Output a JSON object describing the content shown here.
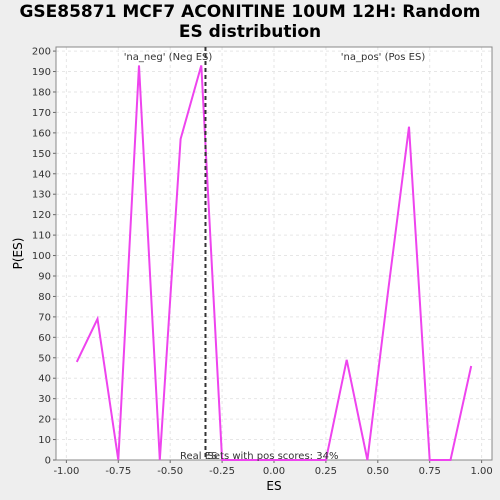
{
  "title": {
    "line1": "GSE85871 MCF7 ACONITINE 10UM 12H: Random",
    "line2": "ES distribution"
  },
  "colors": {
    "line": "#ee44ee",
    "neg_label": "#4444bb",
    "pos_label": "#dd4444",
    "marker": "#333333",
    "plot_bg": "#ffffff",
    "page_bg": "#eeeeee",
    "grid": "#e6e6e6"
  },
  "chart_data": {
    "type": "line",
    "title": "GSE85871 MCF7 ACONITINE 10UM 12H: Random ES distribution",
    "xlabel": "ES",
    "ylabel": "P(ES)",
    "xlim": [
      -1.05,
      1.05
    ],
    "ylim": [
      0,
      202
    ],
    "xticks": [
      -1.0,
      -0.75,
      -0.5,
      -0.25,
      0.0,
      0.25,
      0.5,
      0.75,
      1.0
    ],
    "xtick_labels": [
      "-1.00",
      "-0.75",
      "-0.50",
      "-0.25",
      "0.00",
      "0.25",
      "0.50",
      "0.75",
      "1.00"
    ],
    "yticks": [
      0,
      10,
      20,
      30,
      40,
      50,
      60,
      70,
      80,
      90,
      100,
      110,
      120,
      130,
      140,
      150,
      160,
      170,
      180,
      190,
      200
    ],
    "ytick_labels": [
      "0",
      "10",
      "20",
      "30",
      "40",
      "50",
      "60",
      "70",
      "80",
      "90",
      "100",
      "110",
      "120",
      "130",
      "140",
      "150",
      "160",
      "170",
      "180",
      "190",
      "200"
    ],
    "grid": true,
    "series": [
      {
        "x": [
          -0.95,
          -0.85,
          -0.75,
          -0.65,
          -0.55,
          -0.45,
          -0.35,
          -0.25,
          -0.15,
          -0.05,
          0.05,
          0.15,
          0.25,
          0.35,
          0.45,
          0.55,
          0.65,
          0.75,
          0.85,
          0.95
        ],
        "y": [
          48,
          69,
          0,
          193,
          0,
          157,
          193,
          0,
          0,
          0,
          0,
          0,
          0,
          49,
          0,
          83,
          163,
          0,
          0,
          46
        ]
      }
    ],
    "real_es": -0.33,
    "annotations": {
      "neg_label": "'na_neg' (Neg ES)",
      "pos_label": "'na_pos' (Pos ES)",
      "real_es_label": "Real ES",
      "pos_scores_label": "Sets with pos scores: 34%"
    }
  }
}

▸ TASK OBJECTIVE
Count how many lines of the material hold the string "ACONITINE". Give the number and nothing more.

▸ CORRECT RESPONSE
2